Pictures don't belong in the copy. Set down the lines from the one containing "Give me the" through the last line, exactly as they are.

Source material:
......
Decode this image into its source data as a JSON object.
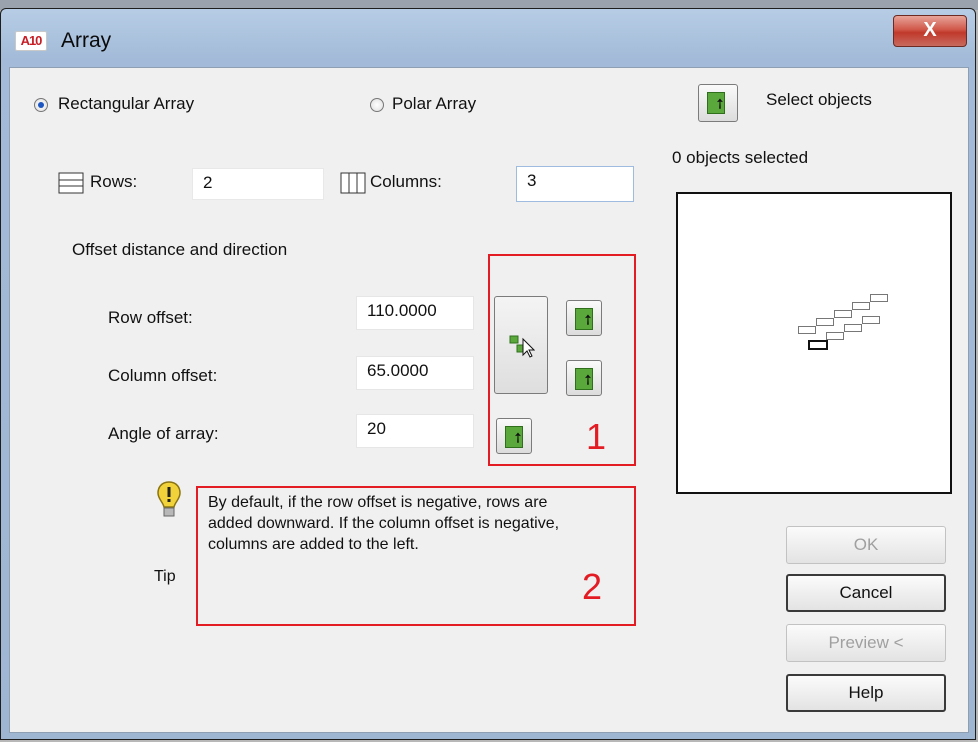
{
  "window": {
    "title": "Array",
    "app_icon_text": "A10",
    "close_label": "X"
  },
  "array_type": {
    "rectangular_label": "Rectangular Array",
    "polar_label": "Polar Array",
    "selected": "rectangular"
  },
  "select_objects": {
    "label": "Select objects",
    "status": "0 objects selected"
  },
  "rows": {
    "label": "Rows:",
    "value": "2"
  },
  "columns": {
    "label": "Columns:",
    "value": "3"
  },
  "offset": {
    "section_title": "Offset distance and direction",
    "row_offset_label": "Row offset:",
    "row_offset_value": "110.0000",
    "column_offset_label": "Column offset:",
    "column_offset_value": "65.0000",
    "angle_label": "Angle of array:",
    "angle_value": "20"
  },
  "tip": {
    "label": "Tip",
    "text": "By default, if the row offset is negative, rows are added downward.  If the column offset is negative, columns are added to the left."
  },
  "annotations": {
    "box1": "1",
    "box2": "2"
  },
  "buttons": {
    "ok": "OK",
    "cancel": "Cancel",
    "preview": "Preview <",
    "help": "Help"
  },
  "colors": {
    "annotation_red": "#e31b23",
    "pick_green": "#5aa83c",
    "close_red": "#c0392b"
  }
}
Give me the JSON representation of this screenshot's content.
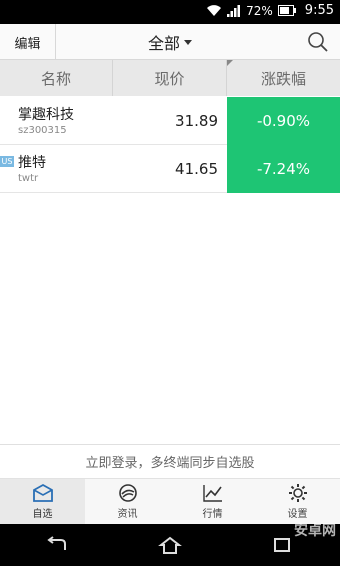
{
  "status_bar": {
    "battery_percent": "72%",
    "time": "9:55"
  },
  "header": {
    "edit_label": "编辑",
    "title": "全部"
  },
  "columns": {
    "name": "名称",
    "price": "现价",
    "change": "涨跌幅"
  },
  "stocks": [
    {
      "name": "掌趣科技",
      "code": "sz300315",
      "price": "31.89",
      "change": "-0.90%",
      "badge": ""
    },
    {
      "name": "推特",
      "code": "twtr",
      "price": "41.65",
      "change": "-7.24%",
      "badge": "US"
    }
  ],
  "login_prompt": "立即登录，多终端同步自选股",
  "tabs": [
    {
      "label": "自选",
      "icon": "watchlist-icon",
      "active": true
    },
    {
      "label": "资讯",
      "icon": "news-icon",
      "active": false
    },
    {
      "label": "行情",
      "icon": "market-chart-icon",
      "active": false
    },
    {
      "label": "设置",
      "icon": "gear-icon",
      "active": false
    }
  ],
  "watermark": "安卓网",
  "colors": {
    "change_down_bg": "#1ec574",
    "header_bg": "#e8e8e8"
  }
}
......
Response to this task:
Give me the JSON representation of this screenshot's content.
{
  "status_bar": {
    "battery_percent": "72%",
    "time": "9:55"
  },
  "header": {
    "edit_label": "编辑",
    "title": "全部"
  },
  "columns": {
    "name": "名称",
    "price": "现价",
    "change": "涨跌幅"
  },
  "stocks": [
    {
      "name": "掌趣科技",
      "code": "sz300315",
      "price": "31.89",
      "change": "-0.90%",
      "badge": ""
    },
    {
      "name": "推特",
      "code": "twtr",
      "price": "41.65",
      "change": "-7.24%",
      "badge": "US"
    }
  ],
  "login_prompt": "立即登录，多终端同步自选股",
  "tabs": [
    {
      "label": "自选",
      "icon": "watchlist-icon",
      "active": true
    },
    {
      "label": "资讯",
      "icon": "news-icon",
      "active": false
    },
    {
      "label": "行情",
      "icon": "market-chart-icon",
      "active": false
    },
    {
      "label": "设置",
      "icon": "gear-icon",
      "active": false
    }
  ],
  "watermark": "安卓网",
  "colors": {
    "change_down_bg": "#1ec574",
    "header_bg": "#e8e8e8"
  }
}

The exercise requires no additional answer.